> **AIM**
Without including any images, repeat the data exactly.

> **DATA FOR THE TASK**
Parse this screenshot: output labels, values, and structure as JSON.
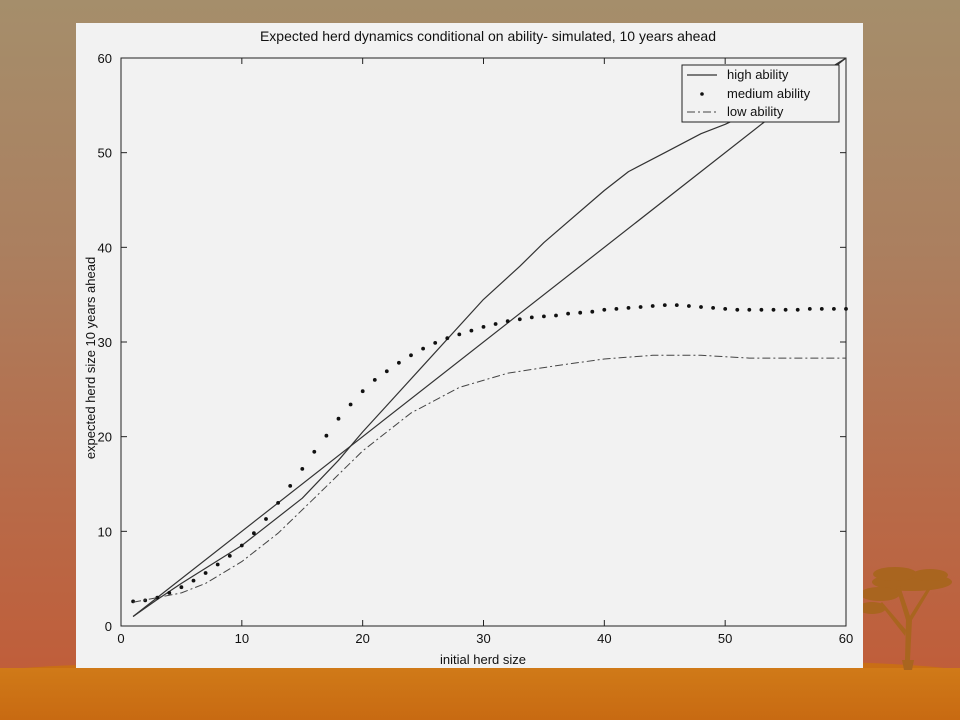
{
  "chart_data": {
    "type": "line",
    "title": "Expected herd dynamics conditional on ability- simulated, 10 years ahead",
    "xlabel": "initial herd size",
    "ylabel": "expected herd size 10 years ahead",
    "xlim": [
      0,
      60
    ],
    "ylim": [
      0,
      60
    ],
    "xticks": [
      0,
      10,
      20,
      30,
      40,
      50,
      60
    ],
    "yticks": [
      0,
      10,
      20,
      30,
      40,
      50,
      60
    ],
    "grid": false,
    "legend_position": "top-right",
    "reference_line": {
      "x": [
        1,
        60
      ],
      "y": [
        1,
        60
      ]
    },
    "series": [
      {
        "name": "high ability",
        "style": "solid",
        "x": [
          1,
          3,
          5,
          10,
          15,
          18,
          20,
          25,
          30,
          33,
          35,
          40,
          42,
          45,
          48,
          50,
          55,
          60
        ],
        "y": [
          1.0,
          2.8,
          4.5,
          8.5,
          13.5,
          17.5,
          20.5,
          27.5,
          34.5,
          38,
          40.5,
          46,
          48,
          50,
          52,
          53,
          56,
          60
        ]
      },
      {
        "name": "medium ability",
        "style": "dotted",
        "x": [
          1,
          2,
          3,
          4,
          5,
          6,
          7,
          8,
          9,
          10,
          11,
          12,
          13,
          14,
          15,
          16,
          17,
          18,
          19,
          20,
          21,
          22,
          23,
          24,
          25,
          26,
          27,
          28,
          29,
          30,
          31,
          32,
          33,
          34,
          35,
          36,
          37,
          38,
          39,
          40,
          41,
          42,
          43,
          44,
          45,
          46,
          47,
          48,
          49,
          50,
          51,
          52,
          53,
          54,
          55,
          56,
          57,
          58,
          59,
          60
        ],
        "y": [
          2.6,
          2.7,
          3.0,
          3.5,
          4.1,
          4.8,
          5.6,
          6.5,
          7.4,
          8.5,
          9.8,
          11.3,
          13.0,
          14.8,
          16.6,
          18.4,
          20.1,
          21.9,
          23.4,
          24.8,
          26.0,
          26.9,
          27.8,
          28.6,
          29.3,
          29.9,
          30.4,
          30.8,
          31.2,
          31.6,
          31.9,
          32.2,
          32.4,
          32.6,
          32.7,
          32.8,
          33.0,
          33.1,
          33.2,
          33.4,
          33.5,
          33.6,
          33.7,
          33.8,
          33.9,
          33.9,
          33.8,
          33.7,
          33.6,
          33.5,
          33.4,
          33.4,
          33.4,
          33.4,
          33.4,
          33.4,
          33.5,
          33.5,
          33.5,
          33.5
        ]
      },
      {
        "name": "low ability",
        "style": "dashdot",
        "x": [
          1,
          3,
          5,
          7,
          10,
          13,
          16,
          20,
          24,
          28,
          32,
          36,
          40,
          44,
          48,
          52,
          56,
          60
        ],
        "y": [
          2.5,
          3.0,
          3.5,
          4.5,
          6.8,
          9.8,
          13.5,
          18.5,
          22.5,
          25.2,
          26.7,
          27.5,
          28.2,
          28.6,
          28.6,
          28.3,
          28.3,
          28.3
        ]
      }
    ]
  }
}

> **EXERCISE ANSWER**
Parse this screenshot: output labels, values, and structure as JSON.
{
  "chart_data": {
    "type": "line",
    "title": "Expected herd dynamics conditional on ability- simulated, 10 years ahead",
    "xlabel": "initial herd size",
    "ylabel": "expected herd size 10 years ahead",
    "xlim": [
      0,
      60
    ],
    "ylim": [
      0,
      60
    ],
    "xticks": [
      0,
      10,
      20,
      30,
      40,
      50,
      60
    ],
    "yticks": [
      0,
      10,
      20,
      30,
      40,
      50,
      60
    ],
    "grid": false,
    "legend_position": "top-right",
    "reference_line": {
      "x": [
        1,
        60
      ],
      "y": [
        1,
        60
      ]
    },
    "series": [
      {
        "name": "high ability",
        "style": "solid",
        "x": [
          1,
          3,
          5,
          10,
          15,
          18,
          20,
          25,
          30,
          33,
          35,
          40,
          42,
          45,
          48,
          50,
          55,
          60
        ],
        "y": [
          1.0,
          2.8,
          4.5,
          8.5,
          13.5,
          17.5,
          20.5,
          27.5,
          34.5,
          38,
          40.5,
          46,
          48,
          50,
          52,
          53,
          56,
          60
        ]
      },
      {
        "name": "medium ability",
        "style": "dotted",
        "x": [
          1,
          2,
          3,
          4,
          5,
          6,
          7,
          8,
          9,
          10,
          11,
          12,
          13,
          14,
          15,
          16,
          17,
          18,
          19,
          20,
          21,
          22,
          23,
          24,
          25,
          26,
          27,
          28,
          29,
          30,
          31,
          32,
          33,
          34,
          35,
          36,
          37,
          38,
          39,
          40,
          41,
          42,
          43,
          44,
          45,
          46,
          47,
          48,
          49,
          50,
          51,
          52,
          53,
          54,
          55,
          56,
          57,
          58,
          59,
          60
        ],
        "y": [
          2.6,
          2.7,
          3.0,
          3.5,
          4.1,
          4.8,
          5.6,
          6.5,
          7.4,
          8.5,
          9.8,
          11.3,
          13.0,
          14.8,
          16.6,
          18.4,
          20.1,
          21.9,
          23.4,
          24.8,
          26.0,
          26.9,
          27.8,
          28.6,
          29.3,
          29.9,
          30.4,
          30.8,
          31.2,
          31.6,
          31.9,
          32.2,
          32.4,
          32.6,
          32.7,
          32.8,
          33.0,
          33.1,
          33.2,
          33.4,
          33.5,
          33.6,
          33.7,
          33.8,
          33.9,
          33.9,
          33.8,
          33.7,
          33.6,
          33.5,
          33.4,
          33.4,
          33.4,
          33.4,
          33.4,
          33.4,
          33.5,
          33.5,
          33.5,
          33.5
        ]
      },
      {
        "name": "low ability",
        "style": "dashdot",
        "x": [
          1,
          3,
          5,
          7,
          10,
          13,
          16,
          20,
          24,
          28,
          32,
          36,
          40,
          44,
          48,
          52,
          56,
          60
        ],
        "y": [
          2.5,
          3.0,
          3.5,
          4.5,
          6.8,
          9.8,
          13.5,
          18.5,
          22.5,
          25.2,
          26.7,
          27.5,
          28.2,
          28.6,
          28.6,
          28.3,
          28.3,
          28.3
        ]
      }
    ]
  }
}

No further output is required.